Request - Print out each record below, unaltered and complete, without its images.

[Material for the task start]

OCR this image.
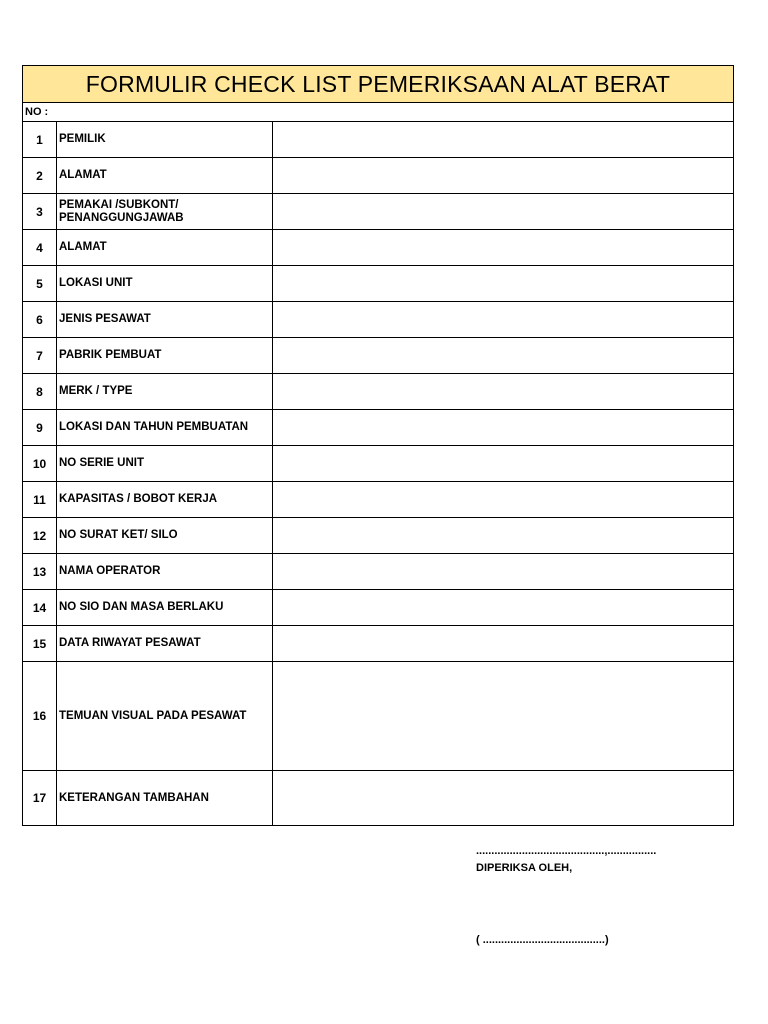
FORMULIR CHECK LIST PEMERIKSAAN ALAT BERAT
NO :
1	PEMILIK
2	ALAMAT
3	PEMAKAI /SUBKONT/
PENANGGUNGJAWAB
4	ALAMAT
5	LOKASI UNIT
6	JENIS PESAWAT
7	PABRIK PEMBUAT
8	MERK / TYPE
9	LOKASI DAN TAHUN PEMBUATAN
10	NO SERIE UNIT
11	KAPASITAS / BOBOT KERJA
12	NO SURAT KET/ SILO
13	NAMA OPERATOR
14	NO SIO DAN MASA BERLAKU
15	DATA RIWAYAT PESAWAT
16	TEMUAN VISUAL PADA PESAWAT
17	KETERANGAN TAMBAHAN
..........................................,................
DIPERIKSA OLEH,
( ........................................)
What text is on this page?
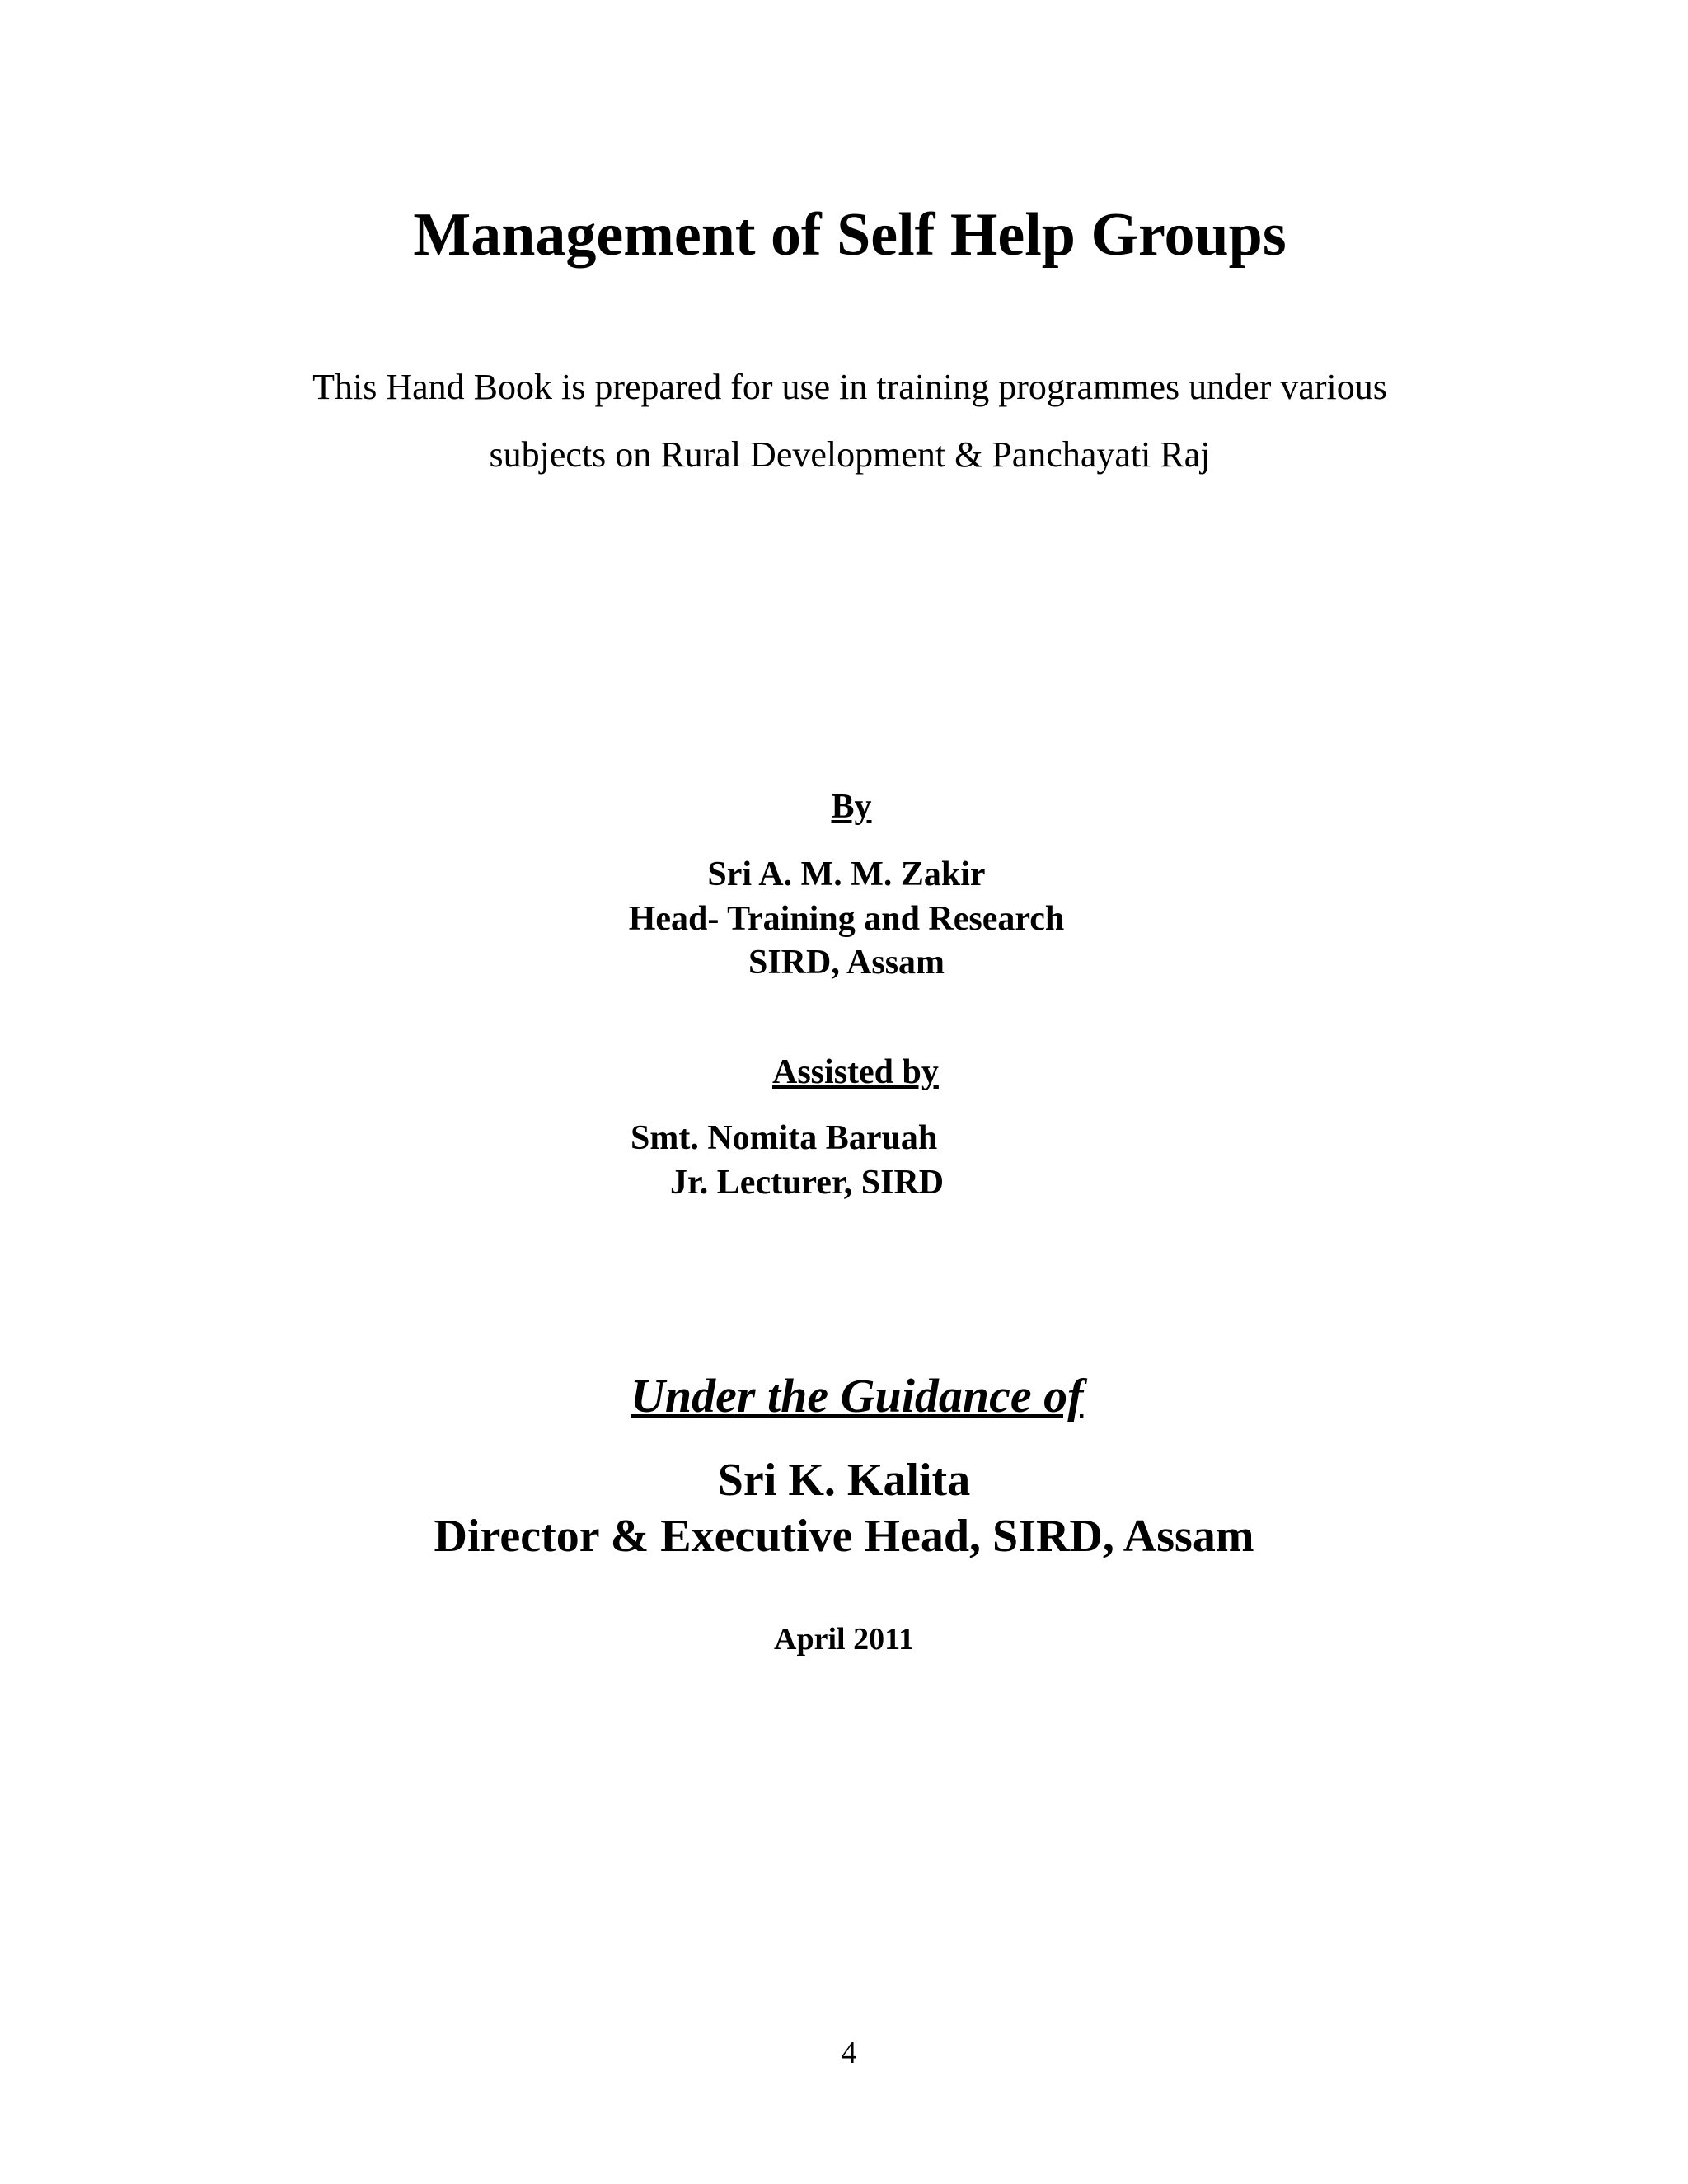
Management of Self Help Groups
This Hand Book is prepared for use in training programmes under various
subjects on Rural Development & Panchayati Raj
By
Sri A. M. M. Zakir
Head- Training and Research
SIRD, Assam
Assisted by
Smt. Nomita Baruah
Jr. Lecturer, SIRD
Under the Guidance of
Sri K. Kalita
Director & Executive Head, SIRD, Assam
April 2011
4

[Material for the task end]

Exercise output -
OCR this image.
FORMULIR CHECK LIST PEMERIKSAAN ALAT BERAT
NO :
1	PEMILIK
2	ALAMAT
3	PEMAKAI /SUBKONT/
PENANGGUNGJAWAB
4	ALAMAT
5	LOKASI UNIT
6	JENIS PESAWAT
7	PABRIK PEMBUAT
8	MERK / TYPE
9	LOKASI DAN TAHUN PEMBUATAN
10	NO SERIE UNIT
11	KAPASITAS / BOBOT KERJA
12	NO SURAT KET/ SILO
13	NAMA OPERATOR
14	NO SIO DAN MASA BERLAKU
15	DATA RIWAYAT PESAWAT
16	TEMUAN VISUAL PADA PESAWAT
17	KETERANGAN TAMBAHAN
..........................................,................
DIPERIKSA OLEH,
( ........................................)
What text is on this page?
Management of Self Help Groups
This Hand Book is prepared for use in training programmes under various
subjects on Rural Development & Panchayati Raj
By
Sri A. M. M. Zakir
Head- Training and Research
SIRD, Assam
Assisted by
Smt. Nomita Baruah
Jr. Lecturer, SIRD
Under the Guidance of
Sri K. Kalita
Director & Executive Head, SIRD, Assam
April 2011
4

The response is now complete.